(Data extracted from a collection)
--
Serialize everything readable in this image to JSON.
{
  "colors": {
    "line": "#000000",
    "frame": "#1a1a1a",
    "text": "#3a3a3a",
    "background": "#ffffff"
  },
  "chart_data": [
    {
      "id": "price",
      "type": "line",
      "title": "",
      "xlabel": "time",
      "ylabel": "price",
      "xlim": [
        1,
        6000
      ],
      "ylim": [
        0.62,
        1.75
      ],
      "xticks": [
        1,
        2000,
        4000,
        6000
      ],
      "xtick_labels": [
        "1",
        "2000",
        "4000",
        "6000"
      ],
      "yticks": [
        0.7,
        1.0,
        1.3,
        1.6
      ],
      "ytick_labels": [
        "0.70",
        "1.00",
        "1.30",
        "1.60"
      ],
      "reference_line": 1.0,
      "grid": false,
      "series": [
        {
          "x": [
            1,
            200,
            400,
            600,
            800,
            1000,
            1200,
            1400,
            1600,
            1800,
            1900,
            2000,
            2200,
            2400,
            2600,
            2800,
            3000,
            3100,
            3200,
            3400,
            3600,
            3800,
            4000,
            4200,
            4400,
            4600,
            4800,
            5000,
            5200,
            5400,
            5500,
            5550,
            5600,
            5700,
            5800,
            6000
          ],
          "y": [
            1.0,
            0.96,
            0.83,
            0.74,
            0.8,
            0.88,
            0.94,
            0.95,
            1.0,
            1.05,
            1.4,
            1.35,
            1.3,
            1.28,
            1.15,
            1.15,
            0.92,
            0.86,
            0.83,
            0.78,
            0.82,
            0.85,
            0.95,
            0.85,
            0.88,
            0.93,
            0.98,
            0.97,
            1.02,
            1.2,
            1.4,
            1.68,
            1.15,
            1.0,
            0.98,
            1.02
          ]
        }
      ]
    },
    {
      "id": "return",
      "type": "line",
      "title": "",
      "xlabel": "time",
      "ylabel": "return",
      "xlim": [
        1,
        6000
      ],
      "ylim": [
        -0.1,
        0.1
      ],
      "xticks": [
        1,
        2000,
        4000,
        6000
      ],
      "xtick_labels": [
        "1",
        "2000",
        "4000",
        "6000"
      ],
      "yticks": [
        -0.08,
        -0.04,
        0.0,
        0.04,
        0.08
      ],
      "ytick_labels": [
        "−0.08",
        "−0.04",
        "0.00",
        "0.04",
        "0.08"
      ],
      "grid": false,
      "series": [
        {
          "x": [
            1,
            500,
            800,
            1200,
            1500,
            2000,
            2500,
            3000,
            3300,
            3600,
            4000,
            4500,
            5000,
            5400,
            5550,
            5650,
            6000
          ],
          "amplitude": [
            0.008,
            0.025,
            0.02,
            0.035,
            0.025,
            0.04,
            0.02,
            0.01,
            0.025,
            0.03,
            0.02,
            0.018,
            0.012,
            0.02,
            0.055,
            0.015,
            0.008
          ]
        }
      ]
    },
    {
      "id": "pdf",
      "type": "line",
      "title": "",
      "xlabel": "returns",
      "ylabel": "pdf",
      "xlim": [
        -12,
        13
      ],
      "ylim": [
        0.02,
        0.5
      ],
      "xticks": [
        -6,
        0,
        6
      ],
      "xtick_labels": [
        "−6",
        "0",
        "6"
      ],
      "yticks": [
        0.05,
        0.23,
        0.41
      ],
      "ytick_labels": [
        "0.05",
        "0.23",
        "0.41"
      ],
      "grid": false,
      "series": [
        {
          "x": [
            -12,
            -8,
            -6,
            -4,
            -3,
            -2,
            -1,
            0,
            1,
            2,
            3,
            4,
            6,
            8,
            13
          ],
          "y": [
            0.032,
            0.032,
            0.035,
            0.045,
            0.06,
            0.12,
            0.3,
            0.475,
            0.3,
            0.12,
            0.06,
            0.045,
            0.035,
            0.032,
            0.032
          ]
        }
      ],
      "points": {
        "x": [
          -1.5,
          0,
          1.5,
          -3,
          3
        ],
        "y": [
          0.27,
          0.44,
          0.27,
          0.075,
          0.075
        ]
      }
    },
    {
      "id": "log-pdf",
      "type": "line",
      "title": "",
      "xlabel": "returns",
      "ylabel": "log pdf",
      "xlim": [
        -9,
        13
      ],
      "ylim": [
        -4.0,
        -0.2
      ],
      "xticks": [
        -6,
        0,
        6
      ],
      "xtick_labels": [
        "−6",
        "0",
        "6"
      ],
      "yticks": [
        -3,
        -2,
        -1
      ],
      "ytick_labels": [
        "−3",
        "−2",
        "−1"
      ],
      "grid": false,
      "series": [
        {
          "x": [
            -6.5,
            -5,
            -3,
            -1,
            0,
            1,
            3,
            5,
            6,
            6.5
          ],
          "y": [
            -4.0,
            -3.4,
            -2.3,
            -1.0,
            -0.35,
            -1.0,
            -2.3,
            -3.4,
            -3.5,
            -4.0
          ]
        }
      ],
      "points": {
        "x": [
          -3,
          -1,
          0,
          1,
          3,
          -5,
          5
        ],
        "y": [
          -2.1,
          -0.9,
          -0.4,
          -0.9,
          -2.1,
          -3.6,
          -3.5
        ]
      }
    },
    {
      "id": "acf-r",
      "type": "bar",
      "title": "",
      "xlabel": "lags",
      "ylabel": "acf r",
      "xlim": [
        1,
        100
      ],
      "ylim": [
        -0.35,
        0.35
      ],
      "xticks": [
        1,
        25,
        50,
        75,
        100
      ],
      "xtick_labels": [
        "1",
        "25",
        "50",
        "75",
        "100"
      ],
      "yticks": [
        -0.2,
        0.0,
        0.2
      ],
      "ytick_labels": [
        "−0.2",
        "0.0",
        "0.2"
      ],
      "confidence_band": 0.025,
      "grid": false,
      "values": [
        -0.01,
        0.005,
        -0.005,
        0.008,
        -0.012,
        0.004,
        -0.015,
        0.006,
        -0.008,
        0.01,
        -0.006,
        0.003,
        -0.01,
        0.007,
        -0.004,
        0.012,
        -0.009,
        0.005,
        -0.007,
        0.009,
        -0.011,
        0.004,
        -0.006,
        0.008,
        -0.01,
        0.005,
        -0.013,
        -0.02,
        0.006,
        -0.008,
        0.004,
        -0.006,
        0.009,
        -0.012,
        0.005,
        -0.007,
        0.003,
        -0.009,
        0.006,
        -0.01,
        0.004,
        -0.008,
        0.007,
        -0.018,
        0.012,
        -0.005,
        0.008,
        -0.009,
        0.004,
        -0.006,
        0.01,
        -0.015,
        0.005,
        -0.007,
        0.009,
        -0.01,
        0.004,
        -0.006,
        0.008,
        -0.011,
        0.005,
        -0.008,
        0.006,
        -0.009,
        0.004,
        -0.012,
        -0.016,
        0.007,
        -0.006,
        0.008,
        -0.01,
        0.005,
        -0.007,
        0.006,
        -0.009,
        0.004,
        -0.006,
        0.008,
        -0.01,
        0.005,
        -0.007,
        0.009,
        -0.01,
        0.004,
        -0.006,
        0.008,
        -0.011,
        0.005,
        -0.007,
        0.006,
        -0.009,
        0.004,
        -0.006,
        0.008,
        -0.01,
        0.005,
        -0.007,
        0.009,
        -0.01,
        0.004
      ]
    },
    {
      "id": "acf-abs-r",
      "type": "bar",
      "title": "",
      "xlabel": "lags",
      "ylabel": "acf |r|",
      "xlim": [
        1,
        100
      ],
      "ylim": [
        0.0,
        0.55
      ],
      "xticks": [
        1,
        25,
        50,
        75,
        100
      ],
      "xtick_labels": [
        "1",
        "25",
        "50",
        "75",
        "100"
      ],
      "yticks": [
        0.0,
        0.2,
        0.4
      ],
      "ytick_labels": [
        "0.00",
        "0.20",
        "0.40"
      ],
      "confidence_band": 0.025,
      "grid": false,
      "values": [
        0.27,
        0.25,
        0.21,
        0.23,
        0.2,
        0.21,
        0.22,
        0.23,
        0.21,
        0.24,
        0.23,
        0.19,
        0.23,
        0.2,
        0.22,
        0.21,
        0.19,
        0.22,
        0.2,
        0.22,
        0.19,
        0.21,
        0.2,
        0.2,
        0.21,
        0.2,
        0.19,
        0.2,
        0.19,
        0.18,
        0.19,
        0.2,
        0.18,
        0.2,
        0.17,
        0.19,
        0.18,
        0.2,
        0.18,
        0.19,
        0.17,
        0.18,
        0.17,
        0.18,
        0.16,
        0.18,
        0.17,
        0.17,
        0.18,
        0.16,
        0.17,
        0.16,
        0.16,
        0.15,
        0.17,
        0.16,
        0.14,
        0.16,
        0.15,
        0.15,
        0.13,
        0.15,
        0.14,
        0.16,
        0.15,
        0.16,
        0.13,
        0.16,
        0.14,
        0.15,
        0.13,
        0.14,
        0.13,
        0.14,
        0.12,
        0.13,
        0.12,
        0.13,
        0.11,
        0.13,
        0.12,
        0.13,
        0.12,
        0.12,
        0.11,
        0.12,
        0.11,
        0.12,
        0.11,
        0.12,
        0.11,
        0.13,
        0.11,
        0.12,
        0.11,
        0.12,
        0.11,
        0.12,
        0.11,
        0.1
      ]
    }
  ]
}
--
## [Problem to solve]
Gather from the entries above all lines that include the string "ylabel".

## [Output below]
      "ylabel": "price",
      "ylabel": "return",
      "ylabel": "pdf",
      "ylabel": "log pdf",
      "ylabel": "acf r",
      "ylabel": "acf |r|",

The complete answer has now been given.